Scan the following material for the string "Bloomberg" and copy each line in which it appears.

Chart and figure data
[start]

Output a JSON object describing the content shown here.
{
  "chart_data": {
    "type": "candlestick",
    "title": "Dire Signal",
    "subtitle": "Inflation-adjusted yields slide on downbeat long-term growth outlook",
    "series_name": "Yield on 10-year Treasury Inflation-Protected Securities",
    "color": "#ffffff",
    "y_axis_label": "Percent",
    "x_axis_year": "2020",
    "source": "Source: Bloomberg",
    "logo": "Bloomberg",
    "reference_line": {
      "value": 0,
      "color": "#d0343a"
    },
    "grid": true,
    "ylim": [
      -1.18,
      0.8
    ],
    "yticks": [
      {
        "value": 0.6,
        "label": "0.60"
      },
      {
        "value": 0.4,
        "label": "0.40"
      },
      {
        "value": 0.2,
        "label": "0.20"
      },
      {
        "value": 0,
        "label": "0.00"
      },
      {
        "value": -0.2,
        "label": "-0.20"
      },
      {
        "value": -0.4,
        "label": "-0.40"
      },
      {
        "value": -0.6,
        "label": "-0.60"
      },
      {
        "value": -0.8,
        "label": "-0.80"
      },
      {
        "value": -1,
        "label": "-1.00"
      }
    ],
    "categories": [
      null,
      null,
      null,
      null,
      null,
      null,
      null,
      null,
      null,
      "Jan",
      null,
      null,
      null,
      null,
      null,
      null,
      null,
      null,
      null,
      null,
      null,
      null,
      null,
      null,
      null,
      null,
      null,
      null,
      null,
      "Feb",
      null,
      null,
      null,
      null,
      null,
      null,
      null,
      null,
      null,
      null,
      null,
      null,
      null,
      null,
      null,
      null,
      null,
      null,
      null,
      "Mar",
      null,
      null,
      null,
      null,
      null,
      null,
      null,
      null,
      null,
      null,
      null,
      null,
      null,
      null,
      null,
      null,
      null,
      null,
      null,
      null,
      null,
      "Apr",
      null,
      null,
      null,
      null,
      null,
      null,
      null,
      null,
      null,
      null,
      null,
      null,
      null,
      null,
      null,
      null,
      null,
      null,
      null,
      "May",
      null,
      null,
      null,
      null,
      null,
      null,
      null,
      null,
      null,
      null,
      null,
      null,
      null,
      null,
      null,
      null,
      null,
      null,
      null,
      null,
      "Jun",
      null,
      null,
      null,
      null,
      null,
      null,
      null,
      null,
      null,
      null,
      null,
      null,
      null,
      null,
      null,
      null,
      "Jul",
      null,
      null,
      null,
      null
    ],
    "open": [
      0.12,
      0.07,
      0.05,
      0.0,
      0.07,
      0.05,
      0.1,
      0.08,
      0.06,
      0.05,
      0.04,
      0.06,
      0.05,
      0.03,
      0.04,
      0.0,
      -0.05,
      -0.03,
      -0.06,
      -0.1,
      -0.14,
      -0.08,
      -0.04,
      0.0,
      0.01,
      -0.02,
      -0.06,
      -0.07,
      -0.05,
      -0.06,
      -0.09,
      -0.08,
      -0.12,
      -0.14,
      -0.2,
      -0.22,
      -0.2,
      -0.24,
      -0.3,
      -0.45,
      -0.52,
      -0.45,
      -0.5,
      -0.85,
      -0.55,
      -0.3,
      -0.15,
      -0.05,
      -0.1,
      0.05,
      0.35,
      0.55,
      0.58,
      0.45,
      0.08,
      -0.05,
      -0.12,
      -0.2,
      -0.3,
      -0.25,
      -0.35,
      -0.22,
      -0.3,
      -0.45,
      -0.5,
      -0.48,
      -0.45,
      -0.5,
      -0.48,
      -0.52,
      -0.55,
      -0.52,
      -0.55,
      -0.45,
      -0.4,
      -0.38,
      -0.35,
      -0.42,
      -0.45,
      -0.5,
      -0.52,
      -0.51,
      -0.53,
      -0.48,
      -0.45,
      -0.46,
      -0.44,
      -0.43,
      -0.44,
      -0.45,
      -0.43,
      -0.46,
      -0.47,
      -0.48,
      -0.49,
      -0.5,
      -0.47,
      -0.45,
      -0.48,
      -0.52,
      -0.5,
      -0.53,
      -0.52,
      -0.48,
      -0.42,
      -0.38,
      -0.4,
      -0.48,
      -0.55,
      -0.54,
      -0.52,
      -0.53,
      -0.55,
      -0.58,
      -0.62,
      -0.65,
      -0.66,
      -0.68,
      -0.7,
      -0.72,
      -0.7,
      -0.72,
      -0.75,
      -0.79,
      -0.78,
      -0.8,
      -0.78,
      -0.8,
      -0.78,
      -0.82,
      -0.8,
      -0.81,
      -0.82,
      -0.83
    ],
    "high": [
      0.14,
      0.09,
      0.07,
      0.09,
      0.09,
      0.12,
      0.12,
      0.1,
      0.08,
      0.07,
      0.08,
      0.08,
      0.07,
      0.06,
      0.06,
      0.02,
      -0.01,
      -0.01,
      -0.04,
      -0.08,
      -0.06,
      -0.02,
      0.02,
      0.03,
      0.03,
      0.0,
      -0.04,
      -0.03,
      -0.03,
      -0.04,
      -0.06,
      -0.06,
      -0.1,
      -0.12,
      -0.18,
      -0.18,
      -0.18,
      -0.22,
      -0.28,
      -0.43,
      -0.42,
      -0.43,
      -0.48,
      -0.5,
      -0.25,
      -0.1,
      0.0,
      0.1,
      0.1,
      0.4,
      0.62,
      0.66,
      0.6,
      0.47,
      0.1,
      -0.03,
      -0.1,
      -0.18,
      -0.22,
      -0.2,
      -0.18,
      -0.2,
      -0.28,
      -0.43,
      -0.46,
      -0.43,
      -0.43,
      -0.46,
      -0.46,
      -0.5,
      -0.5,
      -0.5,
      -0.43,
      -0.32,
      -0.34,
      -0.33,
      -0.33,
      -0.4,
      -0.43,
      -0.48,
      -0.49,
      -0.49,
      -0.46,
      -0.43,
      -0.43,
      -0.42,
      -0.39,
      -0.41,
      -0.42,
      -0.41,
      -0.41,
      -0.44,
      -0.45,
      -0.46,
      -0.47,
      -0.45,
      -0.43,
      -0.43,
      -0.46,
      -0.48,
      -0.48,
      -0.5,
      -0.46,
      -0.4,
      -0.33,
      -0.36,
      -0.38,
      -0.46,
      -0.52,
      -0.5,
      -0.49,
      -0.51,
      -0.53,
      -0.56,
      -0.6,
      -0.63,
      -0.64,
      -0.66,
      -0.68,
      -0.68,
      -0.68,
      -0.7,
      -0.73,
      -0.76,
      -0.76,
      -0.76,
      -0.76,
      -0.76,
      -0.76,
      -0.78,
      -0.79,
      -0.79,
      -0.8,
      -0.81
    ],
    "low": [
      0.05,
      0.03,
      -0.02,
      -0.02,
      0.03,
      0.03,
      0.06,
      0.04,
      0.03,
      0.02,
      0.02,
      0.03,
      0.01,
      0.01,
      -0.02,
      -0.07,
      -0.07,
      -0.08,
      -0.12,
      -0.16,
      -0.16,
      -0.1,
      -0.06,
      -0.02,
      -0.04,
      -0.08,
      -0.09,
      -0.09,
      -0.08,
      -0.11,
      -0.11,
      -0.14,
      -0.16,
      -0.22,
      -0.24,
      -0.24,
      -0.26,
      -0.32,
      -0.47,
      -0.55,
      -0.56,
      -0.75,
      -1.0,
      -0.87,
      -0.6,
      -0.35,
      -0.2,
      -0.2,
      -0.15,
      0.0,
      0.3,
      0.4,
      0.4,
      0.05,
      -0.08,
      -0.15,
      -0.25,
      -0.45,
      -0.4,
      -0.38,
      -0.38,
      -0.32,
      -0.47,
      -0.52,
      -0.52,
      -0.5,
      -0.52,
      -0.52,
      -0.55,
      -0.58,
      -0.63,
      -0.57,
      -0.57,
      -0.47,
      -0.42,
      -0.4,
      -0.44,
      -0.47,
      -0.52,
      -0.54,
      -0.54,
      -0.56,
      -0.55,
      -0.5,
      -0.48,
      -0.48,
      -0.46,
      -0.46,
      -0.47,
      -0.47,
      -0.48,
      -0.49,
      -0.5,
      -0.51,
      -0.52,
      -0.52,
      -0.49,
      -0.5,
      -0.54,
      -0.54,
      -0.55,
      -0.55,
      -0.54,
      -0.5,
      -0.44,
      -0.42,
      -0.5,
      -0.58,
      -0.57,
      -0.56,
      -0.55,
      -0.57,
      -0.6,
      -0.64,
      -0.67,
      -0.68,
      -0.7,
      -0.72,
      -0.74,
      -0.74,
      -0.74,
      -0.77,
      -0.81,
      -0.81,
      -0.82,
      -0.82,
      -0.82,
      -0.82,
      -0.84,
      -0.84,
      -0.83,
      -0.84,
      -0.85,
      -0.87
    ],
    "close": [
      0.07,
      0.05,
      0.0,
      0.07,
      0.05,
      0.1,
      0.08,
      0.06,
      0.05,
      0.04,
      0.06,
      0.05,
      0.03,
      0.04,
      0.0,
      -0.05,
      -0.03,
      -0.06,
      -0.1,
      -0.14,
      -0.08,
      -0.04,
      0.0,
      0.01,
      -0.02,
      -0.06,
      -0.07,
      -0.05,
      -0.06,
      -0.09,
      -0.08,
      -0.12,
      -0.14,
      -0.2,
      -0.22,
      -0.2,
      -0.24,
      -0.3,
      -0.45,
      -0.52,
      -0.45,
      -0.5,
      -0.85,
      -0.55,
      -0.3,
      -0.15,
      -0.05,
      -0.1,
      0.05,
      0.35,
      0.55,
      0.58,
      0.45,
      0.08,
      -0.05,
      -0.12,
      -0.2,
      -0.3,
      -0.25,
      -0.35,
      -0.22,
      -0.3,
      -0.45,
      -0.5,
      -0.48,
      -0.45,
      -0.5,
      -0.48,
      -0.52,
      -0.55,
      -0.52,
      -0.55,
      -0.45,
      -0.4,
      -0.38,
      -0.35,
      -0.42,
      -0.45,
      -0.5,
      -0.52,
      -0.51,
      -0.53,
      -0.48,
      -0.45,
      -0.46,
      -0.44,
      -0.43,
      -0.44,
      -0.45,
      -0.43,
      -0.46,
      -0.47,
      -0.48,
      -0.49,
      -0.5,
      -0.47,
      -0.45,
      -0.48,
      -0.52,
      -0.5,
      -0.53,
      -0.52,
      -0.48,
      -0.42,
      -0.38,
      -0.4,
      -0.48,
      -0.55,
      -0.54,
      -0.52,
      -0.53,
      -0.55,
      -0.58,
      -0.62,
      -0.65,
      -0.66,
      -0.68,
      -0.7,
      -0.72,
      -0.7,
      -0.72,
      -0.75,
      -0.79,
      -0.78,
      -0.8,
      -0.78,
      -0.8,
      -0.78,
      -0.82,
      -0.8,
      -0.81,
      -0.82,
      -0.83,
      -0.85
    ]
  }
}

[end]

(PROBLEM SOLUTION)
    "source": "Source: Bloomberg",
    "logo": "Bloomberg",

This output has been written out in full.